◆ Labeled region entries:
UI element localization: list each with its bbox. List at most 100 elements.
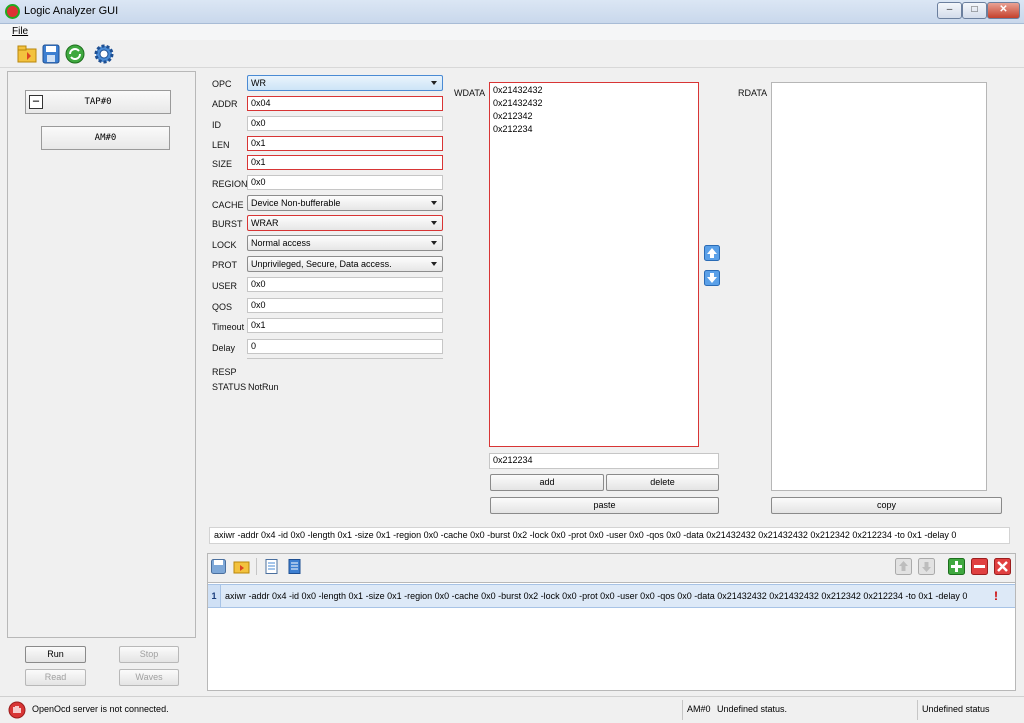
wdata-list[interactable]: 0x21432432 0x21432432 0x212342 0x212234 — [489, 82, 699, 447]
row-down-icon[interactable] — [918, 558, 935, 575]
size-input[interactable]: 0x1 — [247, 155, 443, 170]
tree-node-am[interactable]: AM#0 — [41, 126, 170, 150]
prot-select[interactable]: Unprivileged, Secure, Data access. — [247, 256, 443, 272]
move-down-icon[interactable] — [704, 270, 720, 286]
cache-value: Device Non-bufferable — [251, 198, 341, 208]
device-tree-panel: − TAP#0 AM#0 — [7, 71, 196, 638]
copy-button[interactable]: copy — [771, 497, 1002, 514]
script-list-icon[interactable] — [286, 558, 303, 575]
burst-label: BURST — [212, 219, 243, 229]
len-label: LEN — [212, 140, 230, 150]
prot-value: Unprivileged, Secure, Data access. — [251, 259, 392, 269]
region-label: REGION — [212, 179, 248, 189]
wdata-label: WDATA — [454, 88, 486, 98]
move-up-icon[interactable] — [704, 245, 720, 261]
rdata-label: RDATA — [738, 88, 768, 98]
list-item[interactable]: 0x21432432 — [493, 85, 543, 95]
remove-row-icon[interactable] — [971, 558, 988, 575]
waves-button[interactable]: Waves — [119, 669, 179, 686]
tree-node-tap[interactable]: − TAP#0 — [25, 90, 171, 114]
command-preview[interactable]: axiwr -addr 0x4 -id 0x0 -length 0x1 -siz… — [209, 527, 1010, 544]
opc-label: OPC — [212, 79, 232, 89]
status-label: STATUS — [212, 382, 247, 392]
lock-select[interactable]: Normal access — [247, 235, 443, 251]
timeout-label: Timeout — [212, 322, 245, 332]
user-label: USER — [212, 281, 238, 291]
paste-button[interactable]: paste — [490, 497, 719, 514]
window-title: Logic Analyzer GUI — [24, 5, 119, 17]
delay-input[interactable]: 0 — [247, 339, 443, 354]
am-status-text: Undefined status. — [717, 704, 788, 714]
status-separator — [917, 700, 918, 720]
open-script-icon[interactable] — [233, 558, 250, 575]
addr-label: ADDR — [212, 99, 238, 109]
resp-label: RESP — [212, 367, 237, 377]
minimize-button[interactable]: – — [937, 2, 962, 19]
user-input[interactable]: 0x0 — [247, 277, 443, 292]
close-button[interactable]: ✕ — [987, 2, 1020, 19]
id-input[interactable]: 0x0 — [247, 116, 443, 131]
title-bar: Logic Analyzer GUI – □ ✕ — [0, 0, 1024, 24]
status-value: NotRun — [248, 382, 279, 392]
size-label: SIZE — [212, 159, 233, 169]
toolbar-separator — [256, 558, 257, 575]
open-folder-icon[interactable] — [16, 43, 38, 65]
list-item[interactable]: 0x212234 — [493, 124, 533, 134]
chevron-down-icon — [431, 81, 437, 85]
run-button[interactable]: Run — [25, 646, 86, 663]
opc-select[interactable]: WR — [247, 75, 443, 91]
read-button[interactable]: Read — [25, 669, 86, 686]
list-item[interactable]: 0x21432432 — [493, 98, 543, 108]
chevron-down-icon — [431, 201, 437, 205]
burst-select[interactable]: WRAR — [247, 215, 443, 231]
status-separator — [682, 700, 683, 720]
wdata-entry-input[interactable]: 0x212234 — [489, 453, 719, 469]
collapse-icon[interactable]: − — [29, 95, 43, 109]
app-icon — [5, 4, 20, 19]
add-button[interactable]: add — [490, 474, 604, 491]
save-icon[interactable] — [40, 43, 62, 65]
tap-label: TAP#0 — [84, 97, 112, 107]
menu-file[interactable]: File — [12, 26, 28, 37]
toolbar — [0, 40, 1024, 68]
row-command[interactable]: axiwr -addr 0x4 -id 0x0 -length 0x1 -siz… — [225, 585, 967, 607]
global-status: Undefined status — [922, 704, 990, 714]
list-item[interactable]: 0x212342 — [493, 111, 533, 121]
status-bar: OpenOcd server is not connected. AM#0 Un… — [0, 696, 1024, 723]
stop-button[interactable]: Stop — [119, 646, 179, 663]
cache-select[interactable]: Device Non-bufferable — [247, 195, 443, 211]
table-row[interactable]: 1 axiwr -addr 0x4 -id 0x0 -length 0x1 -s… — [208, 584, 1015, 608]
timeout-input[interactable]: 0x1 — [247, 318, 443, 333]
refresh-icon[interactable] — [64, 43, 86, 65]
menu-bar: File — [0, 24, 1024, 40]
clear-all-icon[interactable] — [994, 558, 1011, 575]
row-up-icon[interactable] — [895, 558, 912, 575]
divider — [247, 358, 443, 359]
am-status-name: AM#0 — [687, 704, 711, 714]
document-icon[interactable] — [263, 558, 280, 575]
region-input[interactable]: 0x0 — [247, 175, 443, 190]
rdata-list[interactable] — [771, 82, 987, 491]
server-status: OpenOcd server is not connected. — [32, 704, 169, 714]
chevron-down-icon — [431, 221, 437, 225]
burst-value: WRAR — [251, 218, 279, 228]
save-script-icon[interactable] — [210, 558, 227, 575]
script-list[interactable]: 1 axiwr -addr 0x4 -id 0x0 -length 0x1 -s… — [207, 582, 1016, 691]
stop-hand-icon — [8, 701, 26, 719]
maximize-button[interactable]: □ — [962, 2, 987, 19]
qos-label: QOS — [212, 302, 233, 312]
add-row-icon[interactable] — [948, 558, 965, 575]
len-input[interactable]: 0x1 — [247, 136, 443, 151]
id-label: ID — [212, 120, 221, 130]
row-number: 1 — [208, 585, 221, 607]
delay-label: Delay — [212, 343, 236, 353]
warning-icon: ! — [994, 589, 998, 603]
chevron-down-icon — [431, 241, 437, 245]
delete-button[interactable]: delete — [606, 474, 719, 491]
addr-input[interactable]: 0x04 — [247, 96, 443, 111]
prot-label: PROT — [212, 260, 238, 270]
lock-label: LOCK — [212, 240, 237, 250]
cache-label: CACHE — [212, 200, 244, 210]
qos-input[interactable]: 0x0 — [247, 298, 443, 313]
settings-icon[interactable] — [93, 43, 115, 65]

◆ Problem: Lay out the part of the data above that opens with the line containing "wdata-list[interactable]: 0x21432432 0x21432432" and closes with the line containing "region-label: REGION — [212, 179, 248, 189]" as a numbered list, leaving out any blank lines.

◆ Task response:
1. wdata-list[interactable]: 0x21432432 0x21432432 0x212342 0x212234 — [489, 82, 699, 447]
2. row-down-icon[interactable] — [918, 558, 935, 575]
3. size-input[interactable]: 0x1 — [247, 155, 443, 170]
4. tree-node-am[interactable]: AM#0 — [41, 126, 170, 150]
5. prot-select[interactable]: Unprivileged, Secure, Data access. — [247, 256, 443, 272]
6. move-down-icon[interactable] — [704, 270, 720, 286]
7. cache-value: Device Non-bufferable — [251, 198, 341, 208]
8. device-tree-panel: − TAP#0 AM#0 — [7, 71, 196, 638]
9. copy-button[interactable]: copy — [771, 497, 1002, 514]
10. script-list-icon[interactable] — [286, 558, 303, 575]
11. burst-label: BURST — [212, 219, 243, 229]
12. len-label: LEN — [212, 140, 230, 150]
13. prot-value: Unprivileged, Secure, Data access. — [251, 259, 392, 269]
14. region-label: REGION — [212, 179, 248, 189]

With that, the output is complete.